**STATED TASK:**
For this exercise, copy out each line of the material below that includes "leivinuuniyhdistelmä".

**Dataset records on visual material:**
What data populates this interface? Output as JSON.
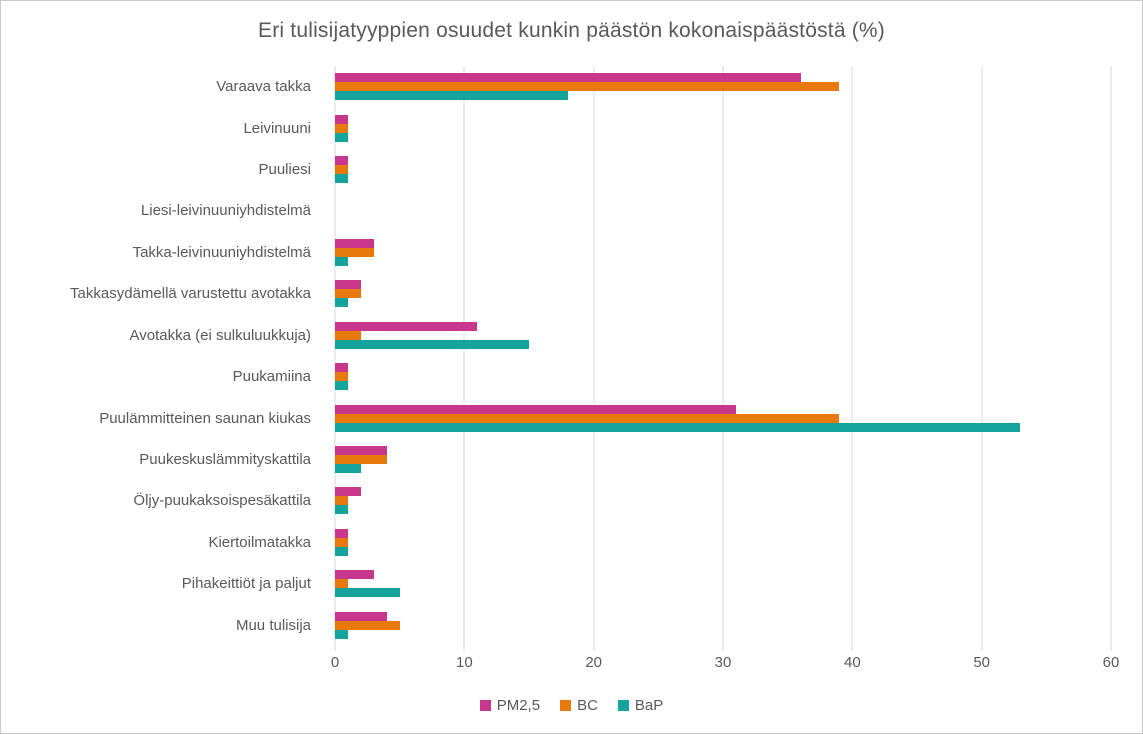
{
  "chart_data": {
    "type": "bar",
    "orientation": "horizontal",
    "title": "Eri tulisijatyyppien osuudet kunkin päästön kokonaispäästöstä (%)",
    "categories": [
      "Varaava takka",
      "Leivinuuni",
      "Puuliesi",
      "Liesi-leivinuuniyhdistelmä",
      "Takka-leivinuuniyhdistelmä",
      "Takkasydämellä varustettu avotakka",
      "Avotakka (ei sulkuluukkuja)",
      "Puukamiina",
      "Puulämmitteinen saunan kiukas",
      "Puukeskuslämmityskattila",
      "Öljy-puukaksoispesäkattila",
      "Kiertoilmatakka",
      "Pihakeittiöt ja paljut",
      "Muu tulisija"
    ],
    "series": [
      {
        "name": "PM2,5",
        "color": "#c9378d",
        "values": [
          36,
          1,
          1,
          0,
          3,
          2,
          11,
          1,
          31,
          4,
          2,
          1,
          3,
          4
        ]
      },
      {
        "name": "BC",
        "color": "#e8790c",
        "values": [
          39,
          1,
          1,
          0,
          3,
          2,
          2,
          1,
          39,
          4,
          1,
          1,
          1,
          5
        ]
      },
      {
        "name": "BaP",
        "color": "#14a49b",
        "values": [
          18,
          1,
          1,
          0,
          1,
          1,
          15,
          1,
          53,
          2,
          1,
          1,
          5,
          1
        ]
      }
    ],
    "xlim": [
      0,
      60
    ],
    "xticks": [
      0,
      10,
      20,
      30,
      40,
      50,
      60
    ],
    "grid": "vertical-only",
    "legend_position": "bottom-center",
    "ylabel": "",
    "xlabel": "",
    "colors": {
      "text": "#595959",
      "gridline": "#d9d9d9",
      "background": "#ffffff"
    }
  }
}
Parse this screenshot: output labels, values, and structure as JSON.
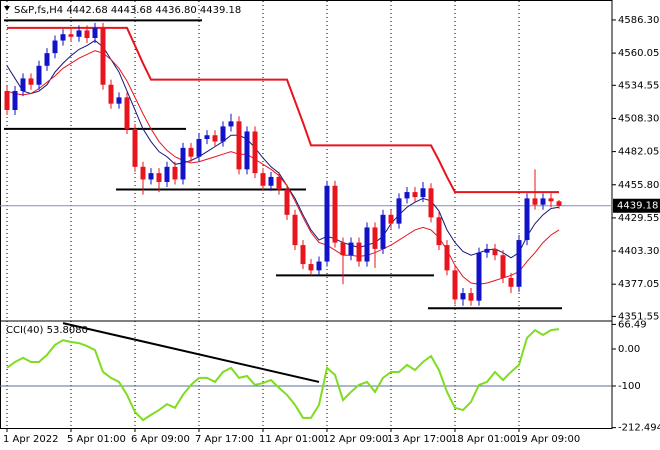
{
  "chart_data": [
    {
      "type": "candlestick",
      "title": "S&P,fs,H4 4442.68 4443.68 4436.80 4439.18",
      "categories": [
        "1 Apr 2022",
        null,
        null,
        null,
        null,
        null,
        null,
        null,
        "5 Apr 01:00",
        null,
        null,
        null,
        null,
        null,
        null,
        null,
        "6 Apr 09:00",
        null,
        null,
        null,
        null,
        null,
        null,
        null,
        "7 Apr 17:00",
        null,
        null,
        null,
        null,
        null,
        null,
        null,
        "11 Apr 01:00",
        null,
        null,
        null,
        null,
        null,
        null,
        null,
        "12 Apr 09:00",
        null,
        null,
        null,
        null,
        null,
        null,
        null,
        "13 Apr 17:00",
        null,
        null,
        null,
        null,
        null,
        null,
        null,
        "18 Apr 01:00",
        null,
        null,
        null,
        null,
        null,
        null,
        null,
        "19 Apr 09:00",
        null,
        null,
        null,
        null,
        null
      ],
      "open": [
        4530,
        4515,
        4530,
        4540,
        4535,
        4550,
        4560,
        4570,
        4575,
        4573,
        4578,
        4572,
        4580,
        4535,
        4520,
        4525,
        4500,
        4470,
        4460,
        4465,
        4458,
        4470,
        4460,
        4485,
        4478,
        4492,
        4495,
        4490,
        4502,
        4506,
        4468,
        4498,
        4465,
        4455,
        4462,
        4452,
        4432,
        4408,
        4393,
        4388,
        4395,
        4455,
        4410,
        4400,
        4410,
        4395,
        4422,
        4405,
        4432,
        4425,
        4445,
        4450,
        4446,
        4453,
        4430,
        4408,
        4388,
        4365,
        4370,
        4364,
        4402,
        4405,
        4400,
        4382,
        4375,
        4412,
        4445,
        4440,
        4445,
        4442.68
      ],
      "high": [
        4534,
        4534,
        4544,
        4544,
        4554,
        4564,
        4574,
        4579,
        4579,
        4582,
        4582,
        4584,
        4584,
        4539,
        4529,
        4529,
        4504,
        4474,
        4469,
        4469,
        4474,
        4474,
        4489,
        4489,
        4496,
        4499,
        4499,
        4506,
        4512,
        4510,
        4502,
        4502,
        4469,
        4466,
        4466,
        4456,
        4436,
        4412,
        4397,
        4399,
        4459,
        4459,
        4414,
        4414,
        4414,
        4426,
        4426,
        4436,
        4436,
        4449,
        4454,
        4454,
        4458,
        4457,
        4434,
        4412,
        4392,
        4374,
        4374,
        4406,
        4409,
        4409,
        4404,
        4386,
        4416,
        4449,
        4468,
        4449,
        4449,
        4443.68
      ],
      "low": [
        4511,
        4511,
        4526,
        4531,
        4531,
        4546,
        4556,
        4566,
        4569,
        4569,
        4568,
        4568,
        4531,
        4516,
        4516,
        4496,
        4466,
        4448,
        4456,
        4450,
        4454,
        4456,
        4456,
        4474,
        4474,
        4488,
        4486,
        4486,
        4498,
        4464,
        4464,
        4461,
        4451,
        4451,
        4448,
        4428,
        4404,
        4389,
        4384,
        4384,
        4391,
        4406,
        4377,
        4396,
        4391,
        4391,
        4390,
        4401,
        4421,
        4421,
        4441,
        4442,
        4442,
        4426,
        4404,
        4384,
        4361,
        4360,
        4360,
        4360,
        4398,
        4396,
        4378,
        4370,
        4371,
        4408,
        4436,
        4436,
        4438,
        4436.8
      ],
      "close": [
        4515,
        4530,
        4540,
        4535,
        4550,
        4560,
        4570,
        4575,
        4573,
        4578,
        4572,
        4580,
        4535,
        4520,
        4525,
        4500,
        4470,
        4460,
        4465,
        4458,
        4470,
        4460,
        4485,
        4478,
        4492,
        4495,
        4490,
        4502,
        4506,
        4468,
        4498,
        4465,
        4455,
        4462,
        4452,
        4432,
        4408,
        4393,
        4388,
        4395,
        4455,
        4410,
        4400,
        4410,
        4395,
        4422,
        4405,
        4432,
        4425,
        4445,
        4450,
        4446,
        4453,
        4430,
        4408,
        4388,
        4365,
        4370,
        4364,
        4402,
        4405,
        4400,
        4382,
        4375,
        4412,
        4445,
        4440,
        4445,
        4442.68,
        4439.18
      ],
      "up_color": "#1212c8",
      "down_color": "#e8141e",
      "lines": [
        {
          "color": "#16167a",
          "values": [
            4550,
            4540,
            4530,
            4528,
            4530,
            4535,
            4545,
            4552,
            4558,
            4563,
            4566,
            4570,
            4565,
            4555,
            4545,
            4530,
            4515,
            4500,
            4490,
            4482,
            4478,
            4472,
            4473,
            4475,
            4478,
            4482,
            4486,
            4490,
            4495,
            4495,
            4492,
            4485,
            4477,
            4470,
            4465,
            4455,
            4445,
            4432,
            4420,
            4412,
            4415,
            4413,
            4410,
            4408,
            4406,
            4408,
            4410,
            4415,
            4425,
            4432,
            4438,
            4442,
            4445,
            4443,
            4435,
            4420,
            4410,
            4403,
            4400,
            4402,
            4404,
            4405,
            4402,
            4398,
            4402,
            4415,
            4425,
            4432,
            4437,
            4438
          ]
        },
        {
          "color": "#e8141e",
          "values": [
            4530,
            4528,
            4527,
            4528,
            4532,
            4537,
            4542,
            4548,
            4552,
            4556,
            4559,
            4562,
            4560,
            4555,
            4548,
            4538,
            4525,
            4512,
            4500,
            4490,
            4483,
            4478,
            4475,
            4473,
            4474,
            4476,
            4478,
            4480,
            4482,
            4480,
            4480,
            4476,
            4472,
            4468,
            4463,
            4455,
            4443,
            4430,
            4418,
            4410,
            4408,
            4404,
            4400,
            4400,
            4399,
            4400,
            4402,
            4405,
            4408,
            4412,
            4416,
            4420,
            4422,
            4420,
            4414,
            4404,
            4392,
            4383,
            4378,
            4377,
            4378,
            4380,
            4382,
            4384,
            4387,
            4395,
            4402,
            4410,
            4416,
            4420
          ]
        },
        {
          "color": "#e8141e",
          "values": [
            4580,
            4580,
            4580,
            4580,
            4580,
            4580,
            4580,
            4580,
            4580,
            4580,
            4580,
            4580,
            4580,
            4580,
            4580,
            4580,
            4566,
            4552,
            4539,
            4539,
            4539,
            4539,
            4539,
            4539,
            4539,
            4539,
            4539,
            4539,
            4539,
            4539,
            4539,
            4539,
            4539,
            4539,
            4539,
            4539,
            4522,
            4505,
            4487,
            4487,
            4487,
            4487,
            4487,
            4487,
            4487,
            4487,
            4487,
            4487,
            4487,
            4487,
            4487,
            4487,
            4487,
            4487,
            4475,
            4462,
            4450,
            4450,
            4450,
            4450,
            4450,
            4450,
            4450,
            4450,
            4450,
            4450,
            4450,
            4450,
            4450,
            4450
          ]
        }
      ],
      "level_color": "#000000",
      "levels": [
        {
          "start": 0,
          "end": 24,
          "value": 4586
        },
        {
          "start": 0,
          "end": 22,
          "value": 4500
        },
        {
          "start": 14,
          "end": 37,
          "value": 4452
        },
        {
          "start": 34,
          "end": 53,
          "value": 4384
        },
        {
          "start": 53,
          "end": 69,
          "value": 4358
        }
      ],
      "price_line_color": "#8090b0",
      "ylim": [
        4348.7,
        4602.1
      ],
      "yticks": [
        {
          "value": 4586.3,
          "label": "4586.30"
        },
        4560.05,
        4534.55,
        {
          "value": 4508.3,
          "label": "4508.30"
        },
        4482.05,
        {
          "value": 4455.8,
          "label": "4455.80"
        },
        4429.55,
        {
          "value": 4403.3,
          "label": "4403.30"
        },
        4377.05,
        4351.55
      ],
      "grid": true
    },
    {
      "type": "line",
      "title": "CCI(40) 53.8080",
      "color": "#80dc20",
      "values": [
        -51,
        -35,
        -24,
        -35,
        -35,
        -16,
        11,
        24,
        19,
        16,
        8,
        -3,
        -62,
        -78,
        -89,
        -124,
        -170,
        -192,
        -178,
        -165,
        -149,
        -159,
        -124,
        -97,
        -78,
        -78,
        -89,
        -62,
        -51,
        -78,
        -73,
        -97,
        -92,
        -84,
        -105,
        -124,
        -151,
        -186,
        -186,
        -151,
        -51,
        -70,
        -138,
        -116,
        -97,
        -89,
        -116,
        -78,
        -62,
        -62,
        -43,
        -57,
        -35,
        -19,
        -57,
        -116,
        -159,
        -165,
        -143,
        -97,
        -89,
        -62,
        -84,
        -62,
        -43,
        30,
        51,
        38,
        51,
        53.808
      ],
      "ylim": [
        -213.5,
        73
      ],
      "yticks": [
        66.49,
        {
          "value": 0,
          "label": "0.00"
        },
        -100,
        -212.494
      ],
      "level_color": "#5a6e9a",
      "levels": [
        -100
      ],
      "trend": {
        "start": 7,
        "end": 39,
        "from": 70,
        "to": -89,
        "color": "#000000"
      }
    }
  ]
}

**COMPLETED EXERCISE:**
      "Liesi-leivinuuniyhdistelmä",
      "Takka-leivinuuniyhdistelmä",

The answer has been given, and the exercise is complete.